● What you will do:
Filter the listing and keep only the lines with the word "from".

[start]

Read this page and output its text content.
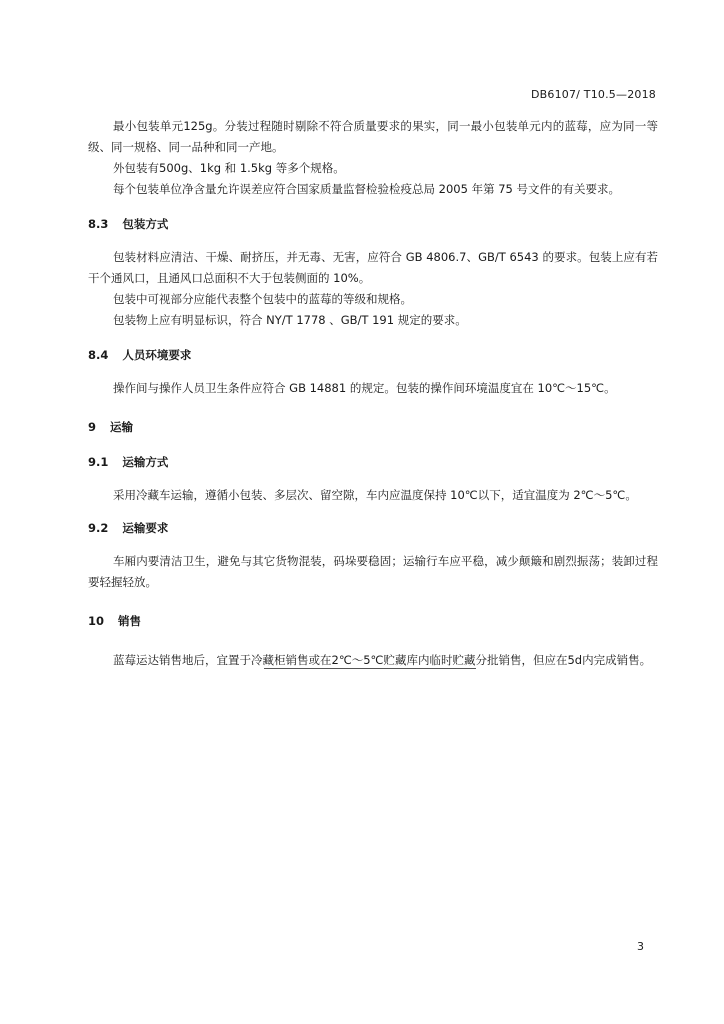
DB6107/ T10.5—2018

最小包装单元125g。分装过程随时剔除不符合质量要求的果实，同一最小包装单元内的蓝莓，应为同一等级、同一规格、同一品种和同一产地。

外包装有500g、1kg 和 1.5kg 等多个规格。

每个包装单位净含量允许误差应符合国家质量监督检验检疫总局 2005 年第 75 号文件的有关要求。

8.3 包装方式

包装材料应清洁、干燥、耐挤压，并无毒、无害，应符合 GB 4806.7、GB/T 6543 的要求。包装上应有若干个通风口，且通风口总面积不大于包装侧面的 10%。

包装中可视部分应能代表整个包装中的蓝莓的等级和规格。

包装物上应有明显标识，符合 NY/T 1778 、GB/T 191 规定的要求。

8.4 人员环境要求

操作间与操作人员卫生条件应符合 GB 14881 的规定。包装的操作间环境温度宜在 10℃～15℃。

9 运输
9.1 运输方式

采用冷藏车运输，遵循小包装、多层次、留空隙，车内应温度保持 10℃以下，适宜温度为 2℃～5℃。

9.2 运输要求

车厢内要清洁卫生，避免与其它货物混装，码垛要稳固；运输行车应平稳，减少颠簸和剧烈振荡；装卸过程要轻握轻放。

10 销售

蓝莓运达销售地后，宜置于冷藏柜销售或在2℃～5℃贮藏库内临时贮藏分批销售，但应在5d内完成销售。

3
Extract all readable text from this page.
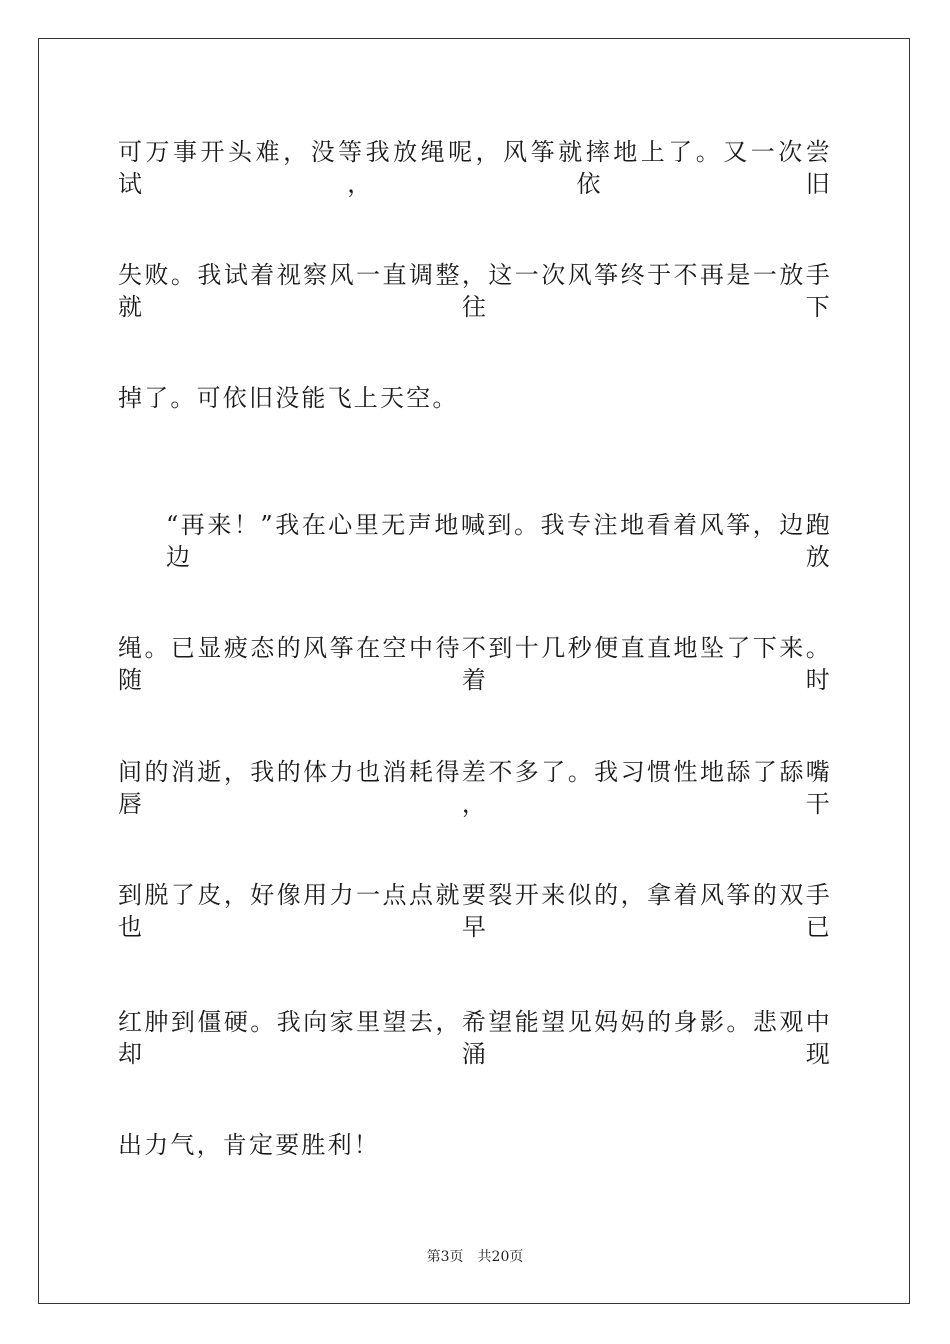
可万事开头难，没等我放绳呢，风筝就摔地上了。又一次尝试，依旧
失败。我试着视察风一直调整，这一次风筝终于不再是一放手就往下
掉了。可依旧没能飞上天空。
“再来！”我在心里无声地喊到。我专注地看着风筝，边跑边放
绳。已显疲态的风筝在空中待不到十几秒便直直地坠了下来。随着时
间的消逝，我的体力也消耗得差不多了。我习惯性地舔了舔嘴唇，干
到脱了皮，好像用力一点点就要裂开来似的，拿着风筝的双手也早已
红肿到僵硬。我向家里望去，希望能望见妈妈的身影。悲观中却涌现
出力气，肯定要胜利！
第3页 共20页
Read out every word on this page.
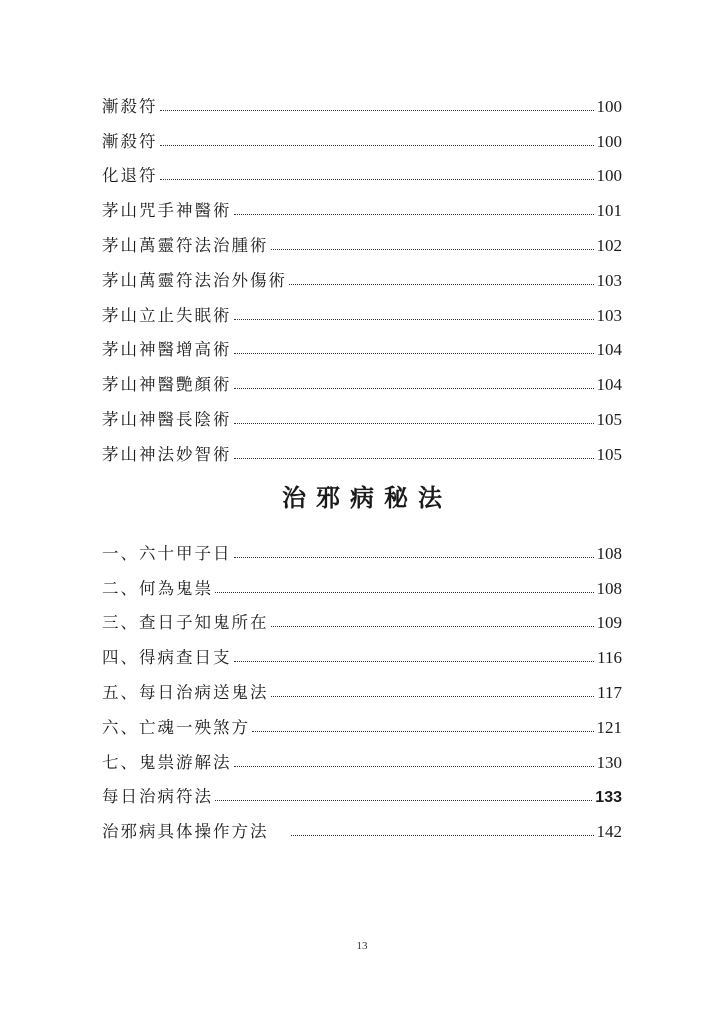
漸殺符	100
漸殺符	100
化退符	100
茅山咒手神醫術	101
茅山萬靈符法治腫術	102
茅山萬靈符法治外傷術	103
茅山立止失眠術	103
茅山神醫增高術	104
茅山神醫艷顏術	104
茅山神醫長陰術	105
茅山神法妙智術	105
治邪病秘法
一、六十甲子日	108
二、何為鬼祟	108
三、查日子知鬼所在	109
四、得病查日支	116
五、每日治病送鬼法	117
六、亡魂一殃煞方	121
七、鬼祟游解法	130
每日治病符法	133
治邪病具体操作方法	142
13
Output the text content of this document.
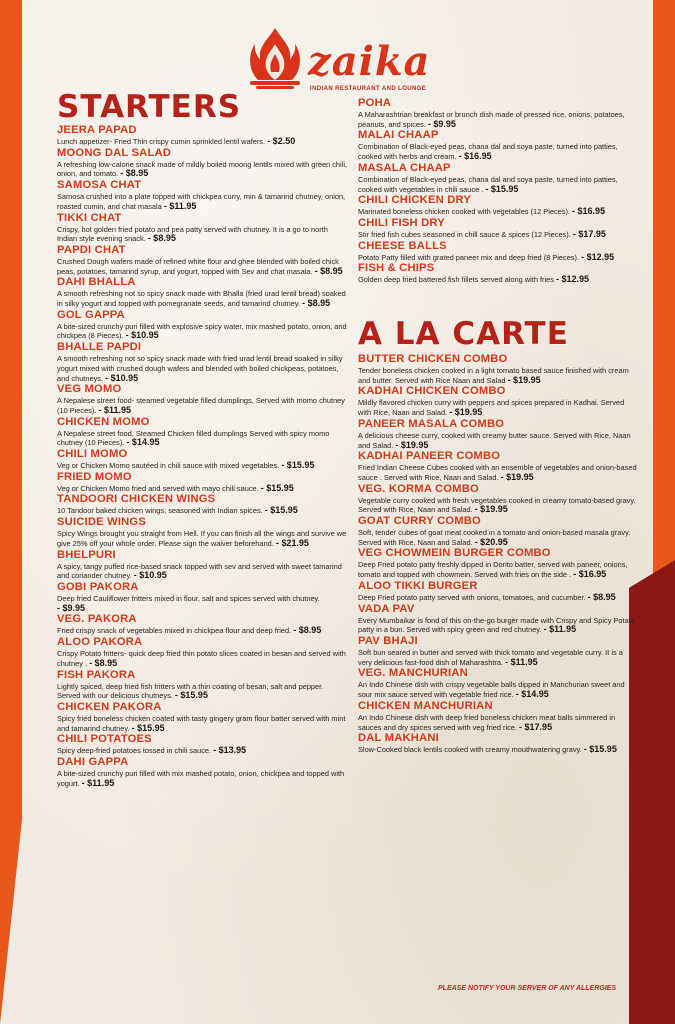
zaika
INDIAN RESTAURANT AND LOUNGE
STARTERS
JEERA PAPAD
Lunch appetizer- Fried Thin crispy cumin sprinkled lentil wafers. - $2.50
MOONG DAL SALAD
A refreshing low-calorie snack made of mildly boiled moong lentils mixed with green chili, onion, and tomato. - $8.95
SAMOSA CHAT
Samosa crushed into a plate topped with chickpea curry, min & tamarind chutney, onion, roasted cumin, and chat masala - $11.95
TIKKI CHAT
Crispy, hot golden fried potato and pea patty served with chutney. It is a go to north Indian style evening snack. - $8.95
PAPDI CHAT
Crushed Dough wafers made of refined white flour and ghee blended with boiled chick peas, potatoes, tamarind syrup, and yogurt, topped with Sev and chat masala. - $8.95
DAHI BHALLA
A smooth refreshing not so spicy snack made with Bhalla (fried urad lentil bread) soaked in silky yogurt and topped with pomegranate seeds, and tamarind chutney. - $8.95
GOL GAPPA
A bite-sized crunchy puri filled with explosive spicy water, mix mashed potato, onion, and chickpea (8 Pieces). - $10.95
BHALLE PAPDI
A smooth refreshing not so spicy snack made with fried urad lentil bread soaked in silky yogurt mixed with crushed dough wafers and blended with boiled chickpeas, potatoes, and chutneys. - $10.95
VEG MOMO
A Nepalese street food- steamed vegetable filled dumplings, Served with momo chutney (10 Pieces). - $11.95
CHICKEN MOMO
A Nepalese street food, Steamed Chicken filled dumplings Served with spicy momo chutney (10 Pieces). - $14.95
CHILI MOMO
Veg or Chicken Momo sautéed in chili sauce with mixed vegetables. - $15.95
FRIED MOMO
Veg or Chicken Momo fried and served with mayo chili sauce. - $15.95
TANDOORI CHICKEN WINGS
10 Tandoor baked chicken wings, seasoned with Indian spices. - $15.95
SUICIDE WINGS
Spicy Wings brought you straight from Hell. If you can finish all the wings and survive we give 25% off your whole order. Please sign the waiver beforehand. - $21.95
BHELPURI
A spicy, tangy puffed rice-based snack topped with sev and served with sweet tamarind and coriander chutney. - $10.95
GOBI PAKORA
Deep fried Cauliflower fritters mixed in flour, salt and spices served with chutney. - $9.95
VEG. PAKORA
Fried crispy snack of vegetables mixed in chickpea flour and deep fried. - $8.95
ALOO PAKORA
Crispy Potato fritters- quick deep fried thin potato slices coated in besan and served with chutney . - $8.95
FISH PAKORA
Lightly spiced, deep fried fish fritters with a thin coating of besan, salt and pepper. Served with our delicious chutneys. - $15.95
CHICKEN PAKORA
Spicy fried boneless chicken coated with tasty gingery gram flour batter served with mint and tamarind chutney. - $15.95
CHILI POTATOES
Spicy deep-fried potatoes tossed in chili sauce. - $13.95
DAHI GAPPA
A bite-sized crunchy puri filled with mix mashed potato, onion, chickpea and topped with yogurt. - $11.95
POHA
A Maharashtrian breakfast or brunch dish made of pressed rice, onions, potatoes, peanuts, and spices. - $9.95
MALAI CHAAP
Combination of Black-eyed peas, chana dal and soya paste, turned into patties, cooked with herbs and cream. - $16.95
MASALA CHAAP
Combination of Black-eyed peas, chana dal and soya paste, turned into patties, cooked with vegetables in chili sauce . - $15.95
CHILI CHICKEN DRY
Marinated boneless chicken cooked with vegetables (12 Pieces). - $16.95
CHILI FISH DRY
Stir fried fish cubes seasoned in chill sauce & spices (12 Pieces). - $17.95
CHEESE BALLS
Potato Patty filled with grated paneer mix and deep fried (8 Pieces). - $12.95
FISH & CHIPS
Golden deep fried battered fish fillets served along with fries - $12.95
A LA CARTE
BUTTER CHICKEN COMBO
Tender boneless chicken cooked in a light tomato based sauce finished with cream and butter. Served with Rice Naan and Salad - $19.95
KADHAI CHICKEN COMBO
Mildly flavored chicken curry with peppers and spices prepared in Kadhai. Served with Rice, Naan and Salad. - $19.95
PANEER MASALA COMBO
A delicious cheese curry, cooked with creamy butter sauce. Served with Rice, Naan and Salad. - $19.95
KADHAI PANEER COMBO
Fried Indian Cheese Cubes cooked with an ensemble of vegetables and onion-based sauce . Served with Rice, Naan and Salad. - $19.95
VEG. KORMA COMBO
Vegetable curry cooked with fresh vegetables cooked in creamy tomato-based gravy. Served with Rice, Naan and Salad. - $19.95
GOAT CURRY COMBO
Soft, tender cubes of goat meat cooked in a tomato and onion-based masala gravy. Served with Rice, Naan and Salad. - $20.95
VEG CHOWMEIN BURGER COMBO
Deep Fried potato patty freshly dipped in Dorito batter, served with paneer, onions, tomato and topped with chowmein. Served with fries on the side . - $16.95
ALOO TIKKI BURGER
Deep Fried potato patty served with onions, tomatoes, and cucumber. - $8.95
VADA PAV
Every Mumbaikar is fond of this on-the-go burger made with Crispy and Spicy Potato patty in a bun. Served with spicy green and red chutney. - $11.95
PAV BHAJI
Soft bun seared in butter and served with thick tomato and vegetable curry. It is a very delicious fast-food dish of Maharashtra. - $11.95
VEG. MANCHURIAN
An Indo Chinese dish with crispy vegetable balls dipped in Manchurian sweet and sour mix sauce served with vegetable fried rice. - $14.95
CHICKEN MANCHURIAN
An Indo Chinese dish with deep fried boneless chicken meat balls simmered in sauces and dry spices served with veg fried rice. - $17.95
DAL MAKHANI
Slow-Cooked black lentils cooked with creamy mouthwatering gravy. - $15.95
PLEASE NOTIFY YOUR SERVER OF ANY ALLERGIES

[end]

● Problem solution:
Extract all readable text from this page.
Spicy Wings brought you straight from Hell. If you can finish all the wings and survive we give 25% off your whole order. Please sign the waiver beforehand. - $21.95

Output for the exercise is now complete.